>> START Input rows
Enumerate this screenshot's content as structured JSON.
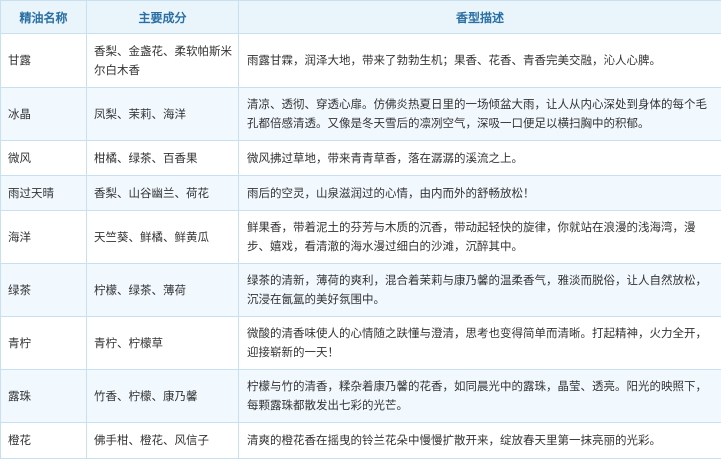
{
  "headers": {
    "name": "精油名称",
    "ingredients": "主要成分",
    "description": "香型描述"
  },
  "rows": [
    {
      "name": "甘露",
      "ingredients": "香梨、金盏花、柔软帕斯米尔白木香",
      "description": "雨露甘霖，润泽大地，带来了勃勃生机；果香、花香、青香完美交融，沁人心脾。"
    },
    {
      "name": "冰晶",
      "ingredients": "凤梨、茉莉、海洋",
      "description": "清凉、透彻、穿透心扉。仿佛炎热夏日里的一场倾盆大雨，让人从内心深处到身体的每个毛孔都倍感清透。又像是冬天雪后的凛冽空气，深吸一口便足以横扫胸中的积郁。"
    },
    {
      "name": "微风",
      "ingredients": "柑橘、绿茶、百香果",
      "description": "微风拂过草地，带来青青草香，落在潺潺的溪流之上。"
    },
    {
      "name": "雨过天晴",
      "ingredients": "香梨、山谷幽兰、荷花",
      "description": "雨后的空灵，山泉滋润过的心情，由内而外的舒畅放松！"
    },
    {
      "name": "海洋",
      "ingredients": "天竺葵、鲜橘、鲜黄瓜",
      "description": "鲜果香，带着泥土的芬芳与木质的沉香，带动起轻快的旋律，你就站在浪漫的浅海湾，漫步、嬉戏，看清澈的海水漫过细白的沙滩，沉醉其中。"
    },
    {
      "name": "绿茶",
      "ingredients": "柠檬、绿茶、薄荷",
      "description": "绿茶的清新，薄荷的爽利，混合着茉莉与康乃馨的温柔香气，雅淡而脱俗，让人自然放松，沉浸在氤氲的美好氛围中。"
    },
    {
      "name": "青柠",
      "ingredients": "青柠、柠檬草",
      "description": "微酸的清香味使人的心情随之趺懂与澄清，思考也变得简单而清晰。打起精神，火力全开，迎接崭新的一天！"
    },
    {
      "name": "露珠",
      "ingredients": "竹香、柠檬、康乃馨",
      "description": "柠檬与竹的清香，糅杂着康乃馨的花香，如同晨光中的露珠，晶莹、透亮。阳光的映照下，每颗露珠都散发出七彩的光芒。"
    },
    {
      "name": "橙花",
      "ingredients": "佛手柑、橙花、风信子",
      "description": "清爽的橙花香在摇曳的铃兰花朵中慢慢扩散开来，绽放春天里第一抹亮丽的光彩。"
    }
  ]
}
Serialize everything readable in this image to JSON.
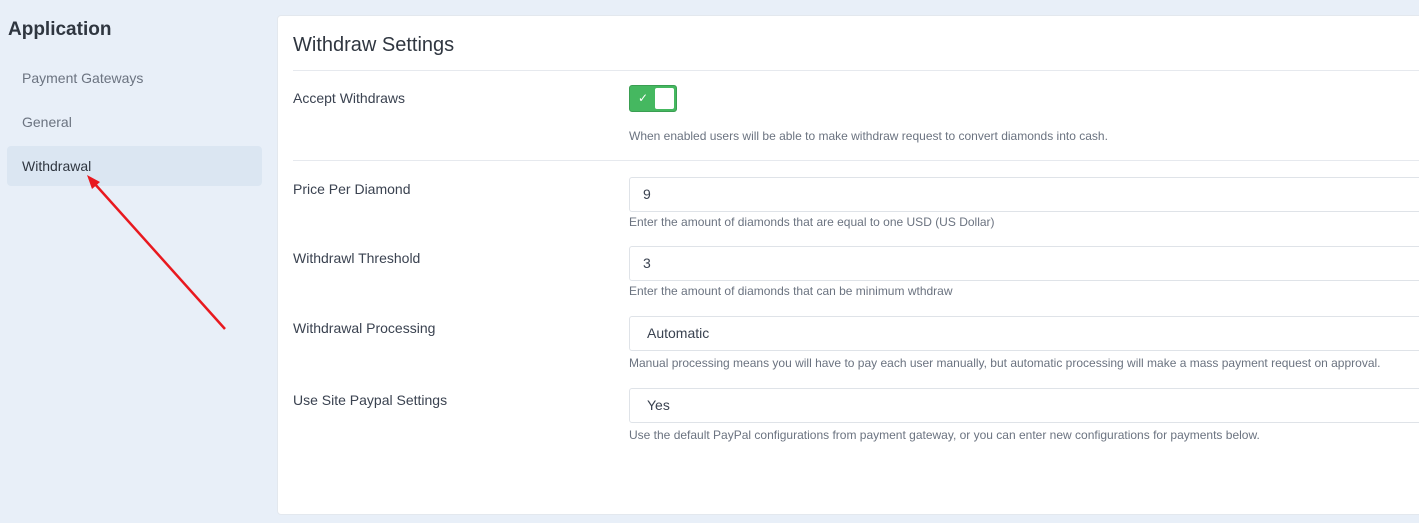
{
  "sidebar": {
    "title": "Application",
    "items": [
      {
        "label": "Payment Gateways"
      },
      {
        "label": "General"
      },
      {
        "label": "Withdrawal"
      }
    ]
  },
  "panel": {
    "title": "Withdraw Settings",
    "accept": {
      "label": "Accept Withdraws",
      "enabled": true,
      "check_glyph": "✓",
      "help": "When enabled users will be able to make withdraw request to convert diamonds into cash."
    },
    "price": {
      "label": "Price Per Diamond",
      "value": "9",
      "help": "Enter the amount of diamonds that are equal to one USD (US Dollar)"
    },
    "threshold": {
      "label": "Withdrawl Threshold",
      "value": "3",
      "help": "Enter the amount of diamonds that can be minimum wthdraw"
    },
    "processing": {
      "label": "Withdrawal Processing",
      "value": "Automatic",
      "help": "Manual processing means you will have to pay each user manually, but automatic processing will make a mass payment request on approval."
    },
    "paypal": {
      "label": "Use Site Paypal Settings",
      "value": "Yes",
      "help": "Use the default PayPal configurations from payment gateway, or you can enter new configurations for payments below."
    }
  },
  "colors": {
    "toggle_on": "#45b860",
    "annotation_arrow": "#e8191f",
    "background": "#e8eff8"
  }
}
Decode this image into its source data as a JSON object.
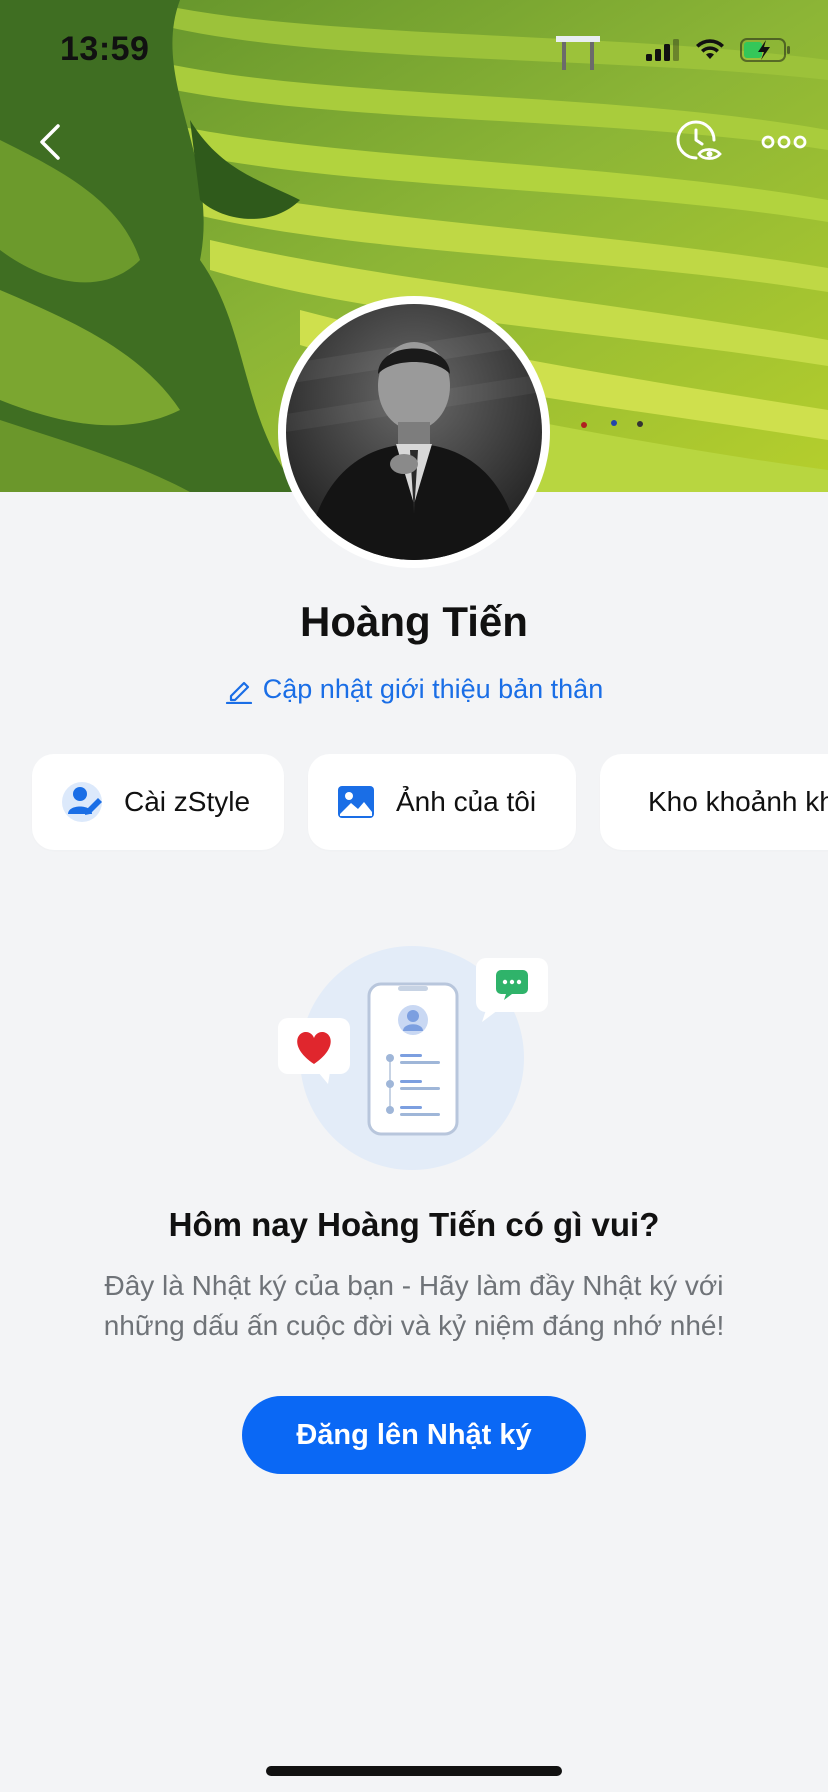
>> END Input rows
Stated goal => Pick out all lines containing the string "this".

Reply to the task =>
Enumerate this screenshot's content as structured JSON.
Serialize everything readable in this image to JSON.
Decode this image into its source data as a JSON object.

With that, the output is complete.